Aim of the task:
Filter the entries and keep only the lines where the string "JSON" appears.

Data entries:
■ ■ ■ ■

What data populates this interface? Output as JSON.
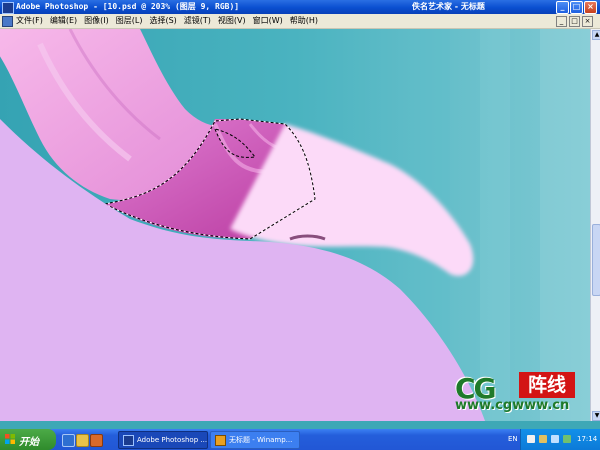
{
  "window": {
    "title": "Adobe Photoshop - [10.psd @ 203% (图层 9, RGB)]",
    "right_title": "佚名艺术家 - 无标题",
    "controls": [
      "_",
      "□",
      "×"
    ]
  },
  "menu": {
    "items": [
      "文件(F)",
      "编辑(E)",
      "图像(I)",
      "图层(L)",
      "选择(S)",
      "滤镜(T)",
      "视图(V)",
      "窗口(W)",
      "帮助(H)"
    ],
    "mdi_controls": [
      "_",
      "□",
      "×"
    ]
  },
  "logo": {
    "cg": "CG",
    "cn": "阵线",
    "url": "www.cgwww.cn"
  },
  "taskbar": {
    "start_label": "开始",
    "tasks": [
      {
        "label": "Adobe Photoshop ...",
        "icon": "photoshop-icon",
        "active": true
      },
      {
        "label": "无标题 - Winamp...",
        "icon": "winamp-icon",
        "active": false
      }
    ],
    "language": "EN",
    "clock": "17:14"
  },
  "colors": {
    "teal_background": "#3ea8b6",
    "skin_pink": "#fbd8f7",
    "lilac_body": "#dfb4f2",
    "sleeve_magenta": "#d969c8",
    "xp_blue": "#245edb",
    "start_green": "#3a9a35",
    "logo_red": "#d31414",
    "logo_green": "#1f7a2a"
  }
}
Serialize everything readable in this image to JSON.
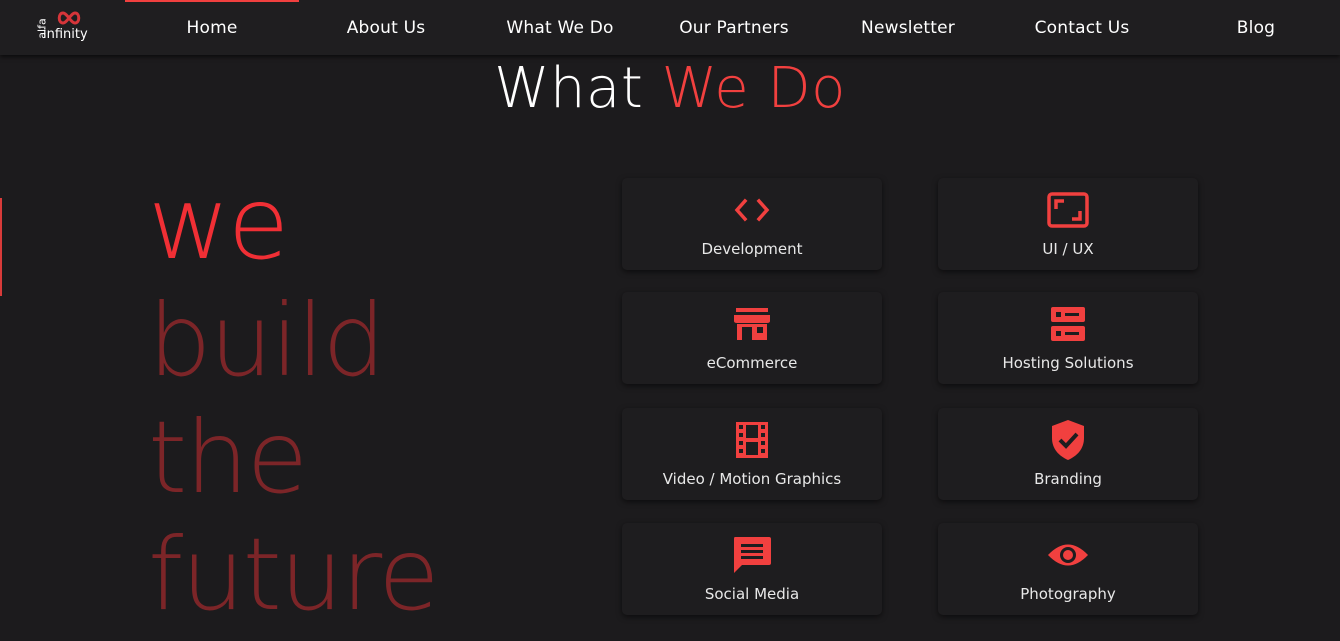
{
  "brand": {
    "logo_top": "alfa",
    "logo_bottom": "infinity"
  },
  "nav": {
    "items": [
      {
        "label": "Home",
        "active": true
      },
      {
        "label": "About Us"
      },
      {
        "label": "What We Do"
      },
      {
        "label": "Our Partners"
      },
      {
        "label": "Newsletter"
      },
      {
        "label": "Contact Us"
      },
      {
        "label": "Blog"
      }
    ]
  },
  "section": {
    "title_white": "What",
    "title_red": "We Do"
  },
  "slogan": {
    "line1": "we",
    "line2": "build",
    "line3": "the",
    "line4": "future"
  },
  "services": [
    {
      "label": "Development",
      "icon": "code-icon"
    },
    {
      "label": "UI / UX",
      "icon": "aspect-ratio-icon"
    },
    {
      "label": "eCommerce",
      "icon": "store-icon"
    },
    {
      "label": "Hosting Solutions",
      "icon": "server-icon"
    },
    {
      "label": "Video / Motion Graphics",
      "icon": "film-icon"
    },
    {
      "label": "Branding",
      "icon": "shield-check-icon"
    },
    {
      "label": "Social Media",
      "icon": "chat-icon"
    },
    {
      "label": "Photography",
      "icon": "eye-icon"
    }
  ],
  "colors": {
    "accent": "#f1403f",
    "background": "#1c1b1d",
    "slogan_dim": "#7c2528"
  }
}
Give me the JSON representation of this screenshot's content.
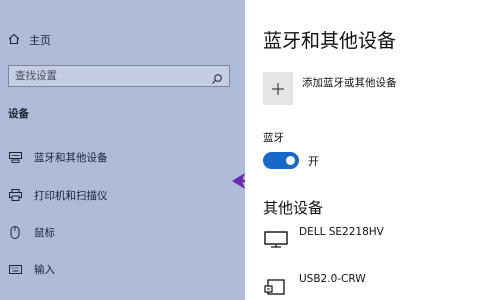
{
  "sidebar": {
    "home_label": "主页",
    "search_placeholder": "查找设置",
    "section_title": "设备",
    "items": [
      {
        "label": "蓝牙和其他设备",
        "icon": "bluetooth-devices-icon"
      },
      {
        "label": "打印机和扫描仪",
        "icon": "printer-icon"
      },
      {
        "label": "鼠标",
        "icon": "mouse-icon"
      },
      {
        "label": "输入",
        "icon": "keyboard-icon"
      }
    ],
    "background_color": "#aebbd9"
  },
  "main": {
    "title": "蓝牙和其他设备",
    "add_device_label": "添加蓝牙或其他设备",
    "bluetooth": {
      "label": "蓝牙",
      "state_label": "开",
      "on": true,
      "accent_color": "#1669c9"
    },
    "other_devices_title": "其他设备",
    "devices": [
      {
        "name": "DELL SE2218HV",
        "icon": "monitor-icon"
      },
      {
        "name": "USB2.0-CRW",
        "icon": "card-reader-icon"
      }
    ]
  },
  "annotation": {
    "arrow_color": "#6a2bb0"
  }
}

■ ■ ■ ■

Task result:
What data populates this interface? Output as JSON.
Serialize everything readable in this image to JSON.
Give me the JSON representation of this screenshot's content.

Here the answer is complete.